──────── PROVIDED DATA

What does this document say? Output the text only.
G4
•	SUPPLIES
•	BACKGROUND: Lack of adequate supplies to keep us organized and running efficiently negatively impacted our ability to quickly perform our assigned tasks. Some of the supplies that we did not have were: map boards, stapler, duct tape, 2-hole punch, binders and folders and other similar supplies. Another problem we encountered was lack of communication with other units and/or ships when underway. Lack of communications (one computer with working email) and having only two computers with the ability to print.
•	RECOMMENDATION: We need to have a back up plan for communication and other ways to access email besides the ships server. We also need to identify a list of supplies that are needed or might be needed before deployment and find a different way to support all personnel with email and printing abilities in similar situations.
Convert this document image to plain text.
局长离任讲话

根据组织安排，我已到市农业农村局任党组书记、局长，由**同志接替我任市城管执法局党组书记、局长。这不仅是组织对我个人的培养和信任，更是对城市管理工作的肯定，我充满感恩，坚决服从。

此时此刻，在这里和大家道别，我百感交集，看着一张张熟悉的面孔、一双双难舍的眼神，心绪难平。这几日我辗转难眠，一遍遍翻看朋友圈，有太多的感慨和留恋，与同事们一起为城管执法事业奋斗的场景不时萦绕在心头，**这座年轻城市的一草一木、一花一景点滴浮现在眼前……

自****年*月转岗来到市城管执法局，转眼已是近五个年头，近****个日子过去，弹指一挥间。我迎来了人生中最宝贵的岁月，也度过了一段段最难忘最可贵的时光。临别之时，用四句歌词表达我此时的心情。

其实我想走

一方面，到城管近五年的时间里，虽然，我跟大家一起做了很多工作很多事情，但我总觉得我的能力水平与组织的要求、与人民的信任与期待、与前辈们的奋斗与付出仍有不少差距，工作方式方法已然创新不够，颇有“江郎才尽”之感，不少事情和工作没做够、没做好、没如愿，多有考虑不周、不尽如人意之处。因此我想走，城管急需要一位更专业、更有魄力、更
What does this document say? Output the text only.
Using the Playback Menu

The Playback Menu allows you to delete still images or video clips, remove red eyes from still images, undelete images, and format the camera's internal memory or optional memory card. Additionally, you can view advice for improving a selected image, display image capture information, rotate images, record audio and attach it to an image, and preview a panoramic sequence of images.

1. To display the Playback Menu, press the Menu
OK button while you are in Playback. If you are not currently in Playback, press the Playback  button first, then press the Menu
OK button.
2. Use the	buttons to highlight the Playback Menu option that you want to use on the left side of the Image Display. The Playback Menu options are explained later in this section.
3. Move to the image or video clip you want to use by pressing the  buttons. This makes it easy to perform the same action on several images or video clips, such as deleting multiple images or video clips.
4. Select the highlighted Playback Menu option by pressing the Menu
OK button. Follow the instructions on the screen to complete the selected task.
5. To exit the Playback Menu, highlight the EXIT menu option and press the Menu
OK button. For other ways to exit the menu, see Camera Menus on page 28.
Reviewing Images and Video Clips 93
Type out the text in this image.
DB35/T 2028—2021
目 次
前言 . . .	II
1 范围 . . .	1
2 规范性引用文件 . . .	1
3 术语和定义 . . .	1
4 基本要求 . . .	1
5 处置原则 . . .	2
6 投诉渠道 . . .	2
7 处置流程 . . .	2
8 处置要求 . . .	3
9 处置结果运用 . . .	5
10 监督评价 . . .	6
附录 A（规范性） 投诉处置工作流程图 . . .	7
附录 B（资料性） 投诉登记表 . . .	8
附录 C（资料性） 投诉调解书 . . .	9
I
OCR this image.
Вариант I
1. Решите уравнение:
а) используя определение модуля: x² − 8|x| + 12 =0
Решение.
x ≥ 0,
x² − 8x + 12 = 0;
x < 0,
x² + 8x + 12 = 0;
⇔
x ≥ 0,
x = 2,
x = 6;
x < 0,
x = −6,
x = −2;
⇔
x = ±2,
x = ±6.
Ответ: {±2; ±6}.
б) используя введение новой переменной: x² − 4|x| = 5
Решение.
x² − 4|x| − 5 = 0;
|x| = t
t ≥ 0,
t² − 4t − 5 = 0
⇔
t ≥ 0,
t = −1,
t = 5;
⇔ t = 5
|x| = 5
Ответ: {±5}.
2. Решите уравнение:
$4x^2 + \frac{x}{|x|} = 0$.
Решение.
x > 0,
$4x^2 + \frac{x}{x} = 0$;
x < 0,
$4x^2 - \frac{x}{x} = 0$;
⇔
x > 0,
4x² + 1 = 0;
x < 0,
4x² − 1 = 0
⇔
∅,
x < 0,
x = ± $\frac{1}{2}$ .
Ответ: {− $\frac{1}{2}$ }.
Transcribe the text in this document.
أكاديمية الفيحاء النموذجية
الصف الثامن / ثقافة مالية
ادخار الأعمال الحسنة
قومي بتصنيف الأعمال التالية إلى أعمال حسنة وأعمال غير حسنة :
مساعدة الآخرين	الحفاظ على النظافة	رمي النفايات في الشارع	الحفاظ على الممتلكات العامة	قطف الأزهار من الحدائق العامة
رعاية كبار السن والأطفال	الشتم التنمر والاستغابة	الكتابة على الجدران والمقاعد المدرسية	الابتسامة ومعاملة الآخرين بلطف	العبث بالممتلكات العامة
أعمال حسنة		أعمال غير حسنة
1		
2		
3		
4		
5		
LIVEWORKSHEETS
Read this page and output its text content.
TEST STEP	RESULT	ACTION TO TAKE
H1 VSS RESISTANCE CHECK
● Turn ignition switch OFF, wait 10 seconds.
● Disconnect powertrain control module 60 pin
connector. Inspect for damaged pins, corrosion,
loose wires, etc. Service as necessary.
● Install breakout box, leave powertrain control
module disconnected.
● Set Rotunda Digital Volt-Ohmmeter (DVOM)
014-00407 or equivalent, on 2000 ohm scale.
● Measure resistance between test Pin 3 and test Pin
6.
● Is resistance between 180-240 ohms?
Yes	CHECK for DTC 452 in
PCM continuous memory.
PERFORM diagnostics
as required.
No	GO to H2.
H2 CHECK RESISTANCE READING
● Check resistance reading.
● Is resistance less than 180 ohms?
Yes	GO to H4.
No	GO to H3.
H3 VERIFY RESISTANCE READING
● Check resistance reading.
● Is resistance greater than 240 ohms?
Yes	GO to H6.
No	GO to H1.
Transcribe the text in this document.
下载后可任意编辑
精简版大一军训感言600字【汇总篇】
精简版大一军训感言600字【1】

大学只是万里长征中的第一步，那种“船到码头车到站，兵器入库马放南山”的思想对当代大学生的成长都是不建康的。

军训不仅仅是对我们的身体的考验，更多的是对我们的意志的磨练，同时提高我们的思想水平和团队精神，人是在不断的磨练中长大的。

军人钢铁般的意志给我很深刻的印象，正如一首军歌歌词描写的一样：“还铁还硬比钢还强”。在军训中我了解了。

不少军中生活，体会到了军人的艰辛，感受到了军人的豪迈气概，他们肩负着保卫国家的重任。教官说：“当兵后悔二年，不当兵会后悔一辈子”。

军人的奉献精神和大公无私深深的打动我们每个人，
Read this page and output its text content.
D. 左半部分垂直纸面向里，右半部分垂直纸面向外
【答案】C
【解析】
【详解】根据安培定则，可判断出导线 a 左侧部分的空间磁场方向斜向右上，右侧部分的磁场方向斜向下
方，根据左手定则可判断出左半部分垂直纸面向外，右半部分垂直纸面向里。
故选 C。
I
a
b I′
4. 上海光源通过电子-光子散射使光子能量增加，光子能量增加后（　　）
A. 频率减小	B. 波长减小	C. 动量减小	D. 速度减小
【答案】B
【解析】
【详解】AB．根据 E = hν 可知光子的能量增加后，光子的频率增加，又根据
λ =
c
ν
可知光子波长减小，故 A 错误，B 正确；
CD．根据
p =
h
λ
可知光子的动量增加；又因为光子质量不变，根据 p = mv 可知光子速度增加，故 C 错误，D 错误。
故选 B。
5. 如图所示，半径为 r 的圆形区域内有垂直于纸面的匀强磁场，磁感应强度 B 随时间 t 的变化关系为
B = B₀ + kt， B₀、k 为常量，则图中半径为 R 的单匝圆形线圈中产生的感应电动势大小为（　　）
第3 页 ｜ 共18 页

────────────────

### WRITTEN PROBLEM
Write out every line from the entries where "buttons" appears.

### RESPONSE FOR THIS EXERCISE
2. Use the	buttons to highlight the Playback Menu option that you want to use on the left side of the Image Display. The Playback Menu options are explained later in this section.
3. Move to the image or video clip you want to use by pressing the  buttons. This makes it easy to perform the same action on several images or video clips, such as deleting multiple images or video clips.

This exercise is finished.